**WHAT TO PRODUCE**
Pull out every line with the word "this" from the entries below.

**DATA SHOWN**
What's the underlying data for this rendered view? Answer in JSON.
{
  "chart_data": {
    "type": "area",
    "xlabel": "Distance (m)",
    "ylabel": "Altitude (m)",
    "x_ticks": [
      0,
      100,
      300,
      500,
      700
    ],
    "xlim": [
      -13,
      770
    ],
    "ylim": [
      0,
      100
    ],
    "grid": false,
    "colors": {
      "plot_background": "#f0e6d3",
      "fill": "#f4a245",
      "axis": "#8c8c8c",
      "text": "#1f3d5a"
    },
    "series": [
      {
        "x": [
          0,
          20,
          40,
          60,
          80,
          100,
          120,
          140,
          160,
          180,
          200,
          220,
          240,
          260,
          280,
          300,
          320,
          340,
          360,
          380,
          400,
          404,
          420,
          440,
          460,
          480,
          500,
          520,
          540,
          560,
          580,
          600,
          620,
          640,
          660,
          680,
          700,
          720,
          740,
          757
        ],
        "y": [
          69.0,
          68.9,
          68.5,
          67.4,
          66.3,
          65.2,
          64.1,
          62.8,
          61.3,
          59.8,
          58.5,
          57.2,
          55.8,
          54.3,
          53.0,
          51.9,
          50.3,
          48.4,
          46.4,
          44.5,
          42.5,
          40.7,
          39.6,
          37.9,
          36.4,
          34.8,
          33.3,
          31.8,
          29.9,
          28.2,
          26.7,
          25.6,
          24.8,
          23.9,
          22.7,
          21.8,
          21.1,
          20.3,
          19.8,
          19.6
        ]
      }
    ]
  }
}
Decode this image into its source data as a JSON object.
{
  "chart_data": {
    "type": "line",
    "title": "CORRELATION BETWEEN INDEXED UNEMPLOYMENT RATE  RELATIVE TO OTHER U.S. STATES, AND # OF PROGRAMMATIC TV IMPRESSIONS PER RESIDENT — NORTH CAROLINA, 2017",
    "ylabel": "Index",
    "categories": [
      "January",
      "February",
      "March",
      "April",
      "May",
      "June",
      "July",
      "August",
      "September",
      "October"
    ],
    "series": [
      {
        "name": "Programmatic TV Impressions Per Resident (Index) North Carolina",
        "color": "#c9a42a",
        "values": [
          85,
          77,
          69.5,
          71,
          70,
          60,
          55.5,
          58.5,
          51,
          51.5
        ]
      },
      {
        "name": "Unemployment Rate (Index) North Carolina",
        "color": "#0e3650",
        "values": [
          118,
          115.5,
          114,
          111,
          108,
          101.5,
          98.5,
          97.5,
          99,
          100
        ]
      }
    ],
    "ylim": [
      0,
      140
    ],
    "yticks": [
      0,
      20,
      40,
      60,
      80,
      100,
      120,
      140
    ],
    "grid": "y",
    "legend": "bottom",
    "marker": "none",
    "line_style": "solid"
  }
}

**PROBLEM SOLUTION**
What's the underlying data for this rendered view? Answer in JSON.
Decode this image into its source data as a JSON object.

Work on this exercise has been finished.